> **Written exercise**:
Collect all lines from the listing that include the string "참고용으로".

> **Stored rows**:
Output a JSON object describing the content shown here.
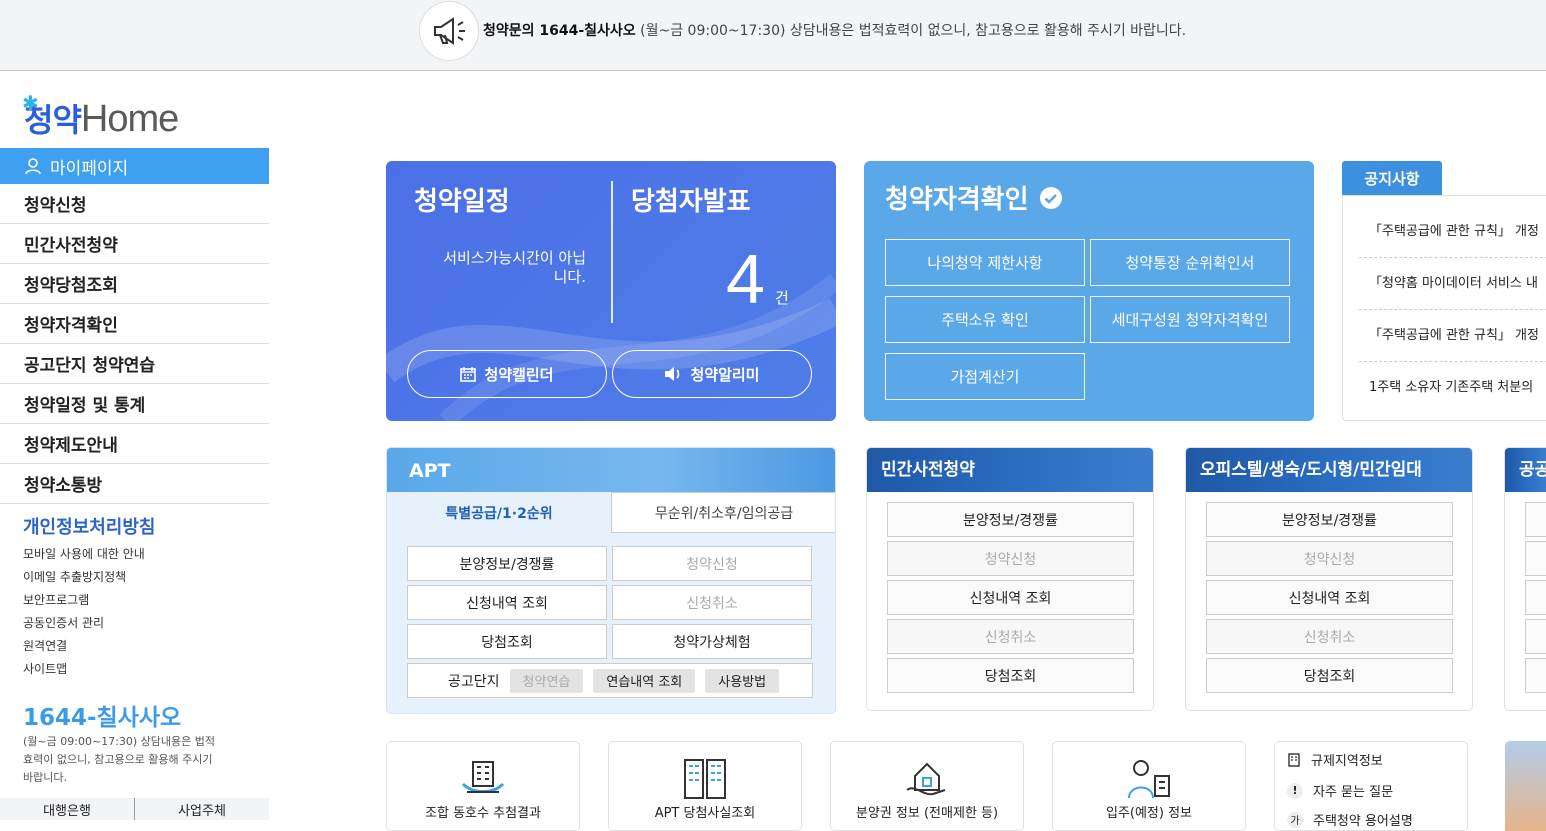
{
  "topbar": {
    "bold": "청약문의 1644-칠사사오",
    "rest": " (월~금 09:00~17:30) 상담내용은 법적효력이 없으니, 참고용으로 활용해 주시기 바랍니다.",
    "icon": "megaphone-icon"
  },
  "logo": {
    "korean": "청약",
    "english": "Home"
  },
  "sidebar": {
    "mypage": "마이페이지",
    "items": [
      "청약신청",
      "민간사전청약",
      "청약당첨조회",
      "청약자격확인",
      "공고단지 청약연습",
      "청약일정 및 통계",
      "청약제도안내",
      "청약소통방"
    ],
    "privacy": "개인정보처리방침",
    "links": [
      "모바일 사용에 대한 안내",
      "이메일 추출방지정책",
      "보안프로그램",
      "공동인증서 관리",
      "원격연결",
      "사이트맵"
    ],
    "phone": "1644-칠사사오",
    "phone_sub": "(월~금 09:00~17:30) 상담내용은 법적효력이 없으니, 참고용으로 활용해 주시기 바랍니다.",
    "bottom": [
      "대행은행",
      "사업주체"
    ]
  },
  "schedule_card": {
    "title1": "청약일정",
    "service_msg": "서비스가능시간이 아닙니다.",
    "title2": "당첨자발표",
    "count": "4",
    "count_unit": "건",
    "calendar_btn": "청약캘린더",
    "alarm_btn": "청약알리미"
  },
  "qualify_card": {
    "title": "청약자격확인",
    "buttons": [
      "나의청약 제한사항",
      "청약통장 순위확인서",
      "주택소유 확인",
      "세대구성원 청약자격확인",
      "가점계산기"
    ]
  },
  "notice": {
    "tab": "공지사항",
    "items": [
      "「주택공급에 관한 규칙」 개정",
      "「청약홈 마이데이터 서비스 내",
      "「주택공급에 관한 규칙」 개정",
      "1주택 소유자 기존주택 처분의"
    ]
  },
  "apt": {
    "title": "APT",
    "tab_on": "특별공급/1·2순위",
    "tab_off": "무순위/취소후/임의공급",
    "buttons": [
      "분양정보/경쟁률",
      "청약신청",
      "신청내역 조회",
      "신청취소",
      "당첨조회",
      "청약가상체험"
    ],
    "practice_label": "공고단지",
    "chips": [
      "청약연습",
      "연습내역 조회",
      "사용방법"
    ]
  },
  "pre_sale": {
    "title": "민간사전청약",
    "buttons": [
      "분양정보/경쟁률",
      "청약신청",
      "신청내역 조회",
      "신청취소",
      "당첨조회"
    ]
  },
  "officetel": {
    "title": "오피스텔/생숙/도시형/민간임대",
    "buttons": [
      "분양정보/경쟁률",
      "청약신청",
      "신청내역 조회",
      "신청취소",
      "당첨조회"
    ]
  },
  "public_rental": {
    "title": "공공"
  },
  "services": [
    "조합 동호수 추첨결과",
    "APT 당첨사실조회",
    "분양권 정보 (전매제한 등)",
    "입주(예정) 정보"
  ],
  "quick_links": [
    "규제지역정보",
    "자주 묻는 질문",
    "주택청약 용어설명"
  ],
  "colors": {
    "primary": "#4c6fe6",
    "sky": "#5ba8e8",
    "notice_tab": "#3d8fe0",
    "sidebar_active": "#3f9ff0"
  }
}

---

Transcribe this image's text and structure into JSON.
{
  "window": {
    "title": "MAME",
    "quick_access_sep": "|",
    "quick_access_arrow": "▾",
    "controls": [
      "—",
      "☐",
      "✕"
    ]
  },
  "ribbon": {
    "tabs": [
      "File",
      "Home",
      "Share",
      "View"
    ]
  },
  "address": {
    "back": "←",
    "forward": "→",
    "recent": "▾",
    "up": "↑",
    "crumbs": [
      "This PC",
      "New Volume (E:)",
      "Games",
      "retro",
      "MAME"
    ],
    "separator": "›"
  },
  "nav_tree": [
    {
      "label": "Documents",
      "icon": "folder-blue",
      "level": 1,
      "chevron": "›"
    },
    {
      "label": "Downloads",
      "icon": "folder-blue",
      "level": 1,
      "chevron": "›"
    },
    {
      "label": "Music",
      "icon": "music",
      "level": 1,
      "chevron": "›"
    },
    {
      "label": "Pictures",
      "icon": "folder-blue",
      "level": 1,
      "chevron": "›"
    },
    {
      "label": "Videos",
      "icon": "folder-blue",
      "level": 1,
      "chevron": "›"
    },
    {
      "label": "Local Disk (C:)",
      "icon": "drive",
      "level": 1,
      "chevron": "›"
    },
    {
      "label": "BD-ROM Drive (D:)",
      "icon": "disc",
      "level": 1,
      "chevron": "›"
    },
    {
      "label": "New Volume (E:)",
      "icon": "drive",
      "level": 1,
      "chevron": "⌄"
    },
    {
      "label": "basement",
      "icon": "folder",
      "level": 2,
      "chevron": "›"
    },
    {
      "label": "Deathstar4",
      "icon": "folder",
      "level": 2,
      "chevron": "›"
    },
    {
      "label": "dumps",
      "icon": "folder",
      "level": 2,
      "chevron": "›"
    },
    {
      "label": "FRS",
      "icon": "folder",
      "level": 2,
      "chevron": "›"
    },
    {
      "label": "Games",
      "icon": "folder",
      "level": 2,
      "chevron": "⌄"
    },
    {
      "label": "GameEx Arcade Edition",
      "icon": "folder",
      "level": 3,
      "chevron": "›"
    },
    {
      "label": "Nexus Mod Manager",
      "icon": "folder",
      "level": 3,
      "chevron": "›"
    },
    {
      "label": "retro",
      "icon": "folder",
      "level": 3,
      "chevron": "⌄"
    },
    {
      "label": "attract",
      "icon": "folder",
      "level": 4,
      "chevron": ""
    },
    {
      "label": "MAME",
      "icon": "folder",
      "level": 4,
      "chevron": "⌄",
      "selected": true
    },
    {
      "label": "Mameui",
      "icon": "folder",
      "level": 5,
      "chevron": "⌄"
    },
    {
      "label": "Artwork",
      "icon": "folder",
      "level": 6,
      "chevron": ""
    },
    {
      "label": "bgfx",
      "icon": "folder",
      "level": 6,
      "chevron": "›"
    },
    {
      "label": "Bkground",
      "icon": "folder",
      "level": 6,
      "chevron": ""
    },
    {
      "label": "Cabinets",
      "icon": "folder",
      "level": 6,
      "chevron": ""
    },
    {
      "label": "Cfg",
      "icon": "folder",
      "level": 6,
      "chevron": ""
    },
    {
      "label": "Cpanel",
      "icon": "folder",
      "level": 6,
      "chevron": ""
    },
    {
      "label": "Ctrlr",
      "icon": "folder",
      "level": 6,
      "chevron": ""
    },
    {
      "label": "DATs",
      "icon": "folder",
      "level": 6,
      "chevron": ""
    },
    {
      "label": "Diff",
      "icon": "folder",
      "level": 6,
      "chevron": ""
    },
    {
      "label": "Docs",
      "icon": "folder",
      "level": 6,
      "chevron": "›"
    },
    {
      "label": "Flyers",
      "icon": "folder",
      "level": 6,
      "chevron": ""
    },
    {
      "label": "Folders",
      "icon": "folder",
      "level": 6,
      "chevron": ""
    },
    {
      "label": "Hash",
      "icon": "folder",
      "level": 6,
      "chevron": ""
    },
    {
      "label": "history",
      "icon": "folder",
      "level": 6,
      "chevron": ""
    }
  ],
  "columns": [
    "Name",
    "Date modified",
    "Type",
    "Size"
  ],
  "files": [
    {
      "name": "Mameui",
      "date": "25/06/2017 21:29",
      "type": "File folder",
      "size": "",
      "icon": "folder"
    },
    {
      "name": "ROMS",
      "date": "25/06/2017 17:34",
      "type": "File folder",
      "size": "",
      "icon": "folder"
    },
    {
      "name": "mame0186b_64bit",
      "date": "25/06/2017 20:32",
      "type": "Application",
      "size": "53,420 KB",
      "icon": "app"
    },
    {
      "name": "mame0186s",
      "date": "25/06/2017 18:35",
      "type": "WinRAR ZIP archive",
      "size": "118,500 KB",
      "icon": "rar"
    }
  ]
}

> **Written response**:
    "rest": " (월~금 09:00~17:30) 상담내용은 법적효력이 없으니, 참고용으로 활용해 주시기 바랍니다.",
    "phone_sub": "(월~금 09:00~17:30) 상담내용은 법적효력이 없으니, 참고용으로 활용해 주시기 바랍니다.",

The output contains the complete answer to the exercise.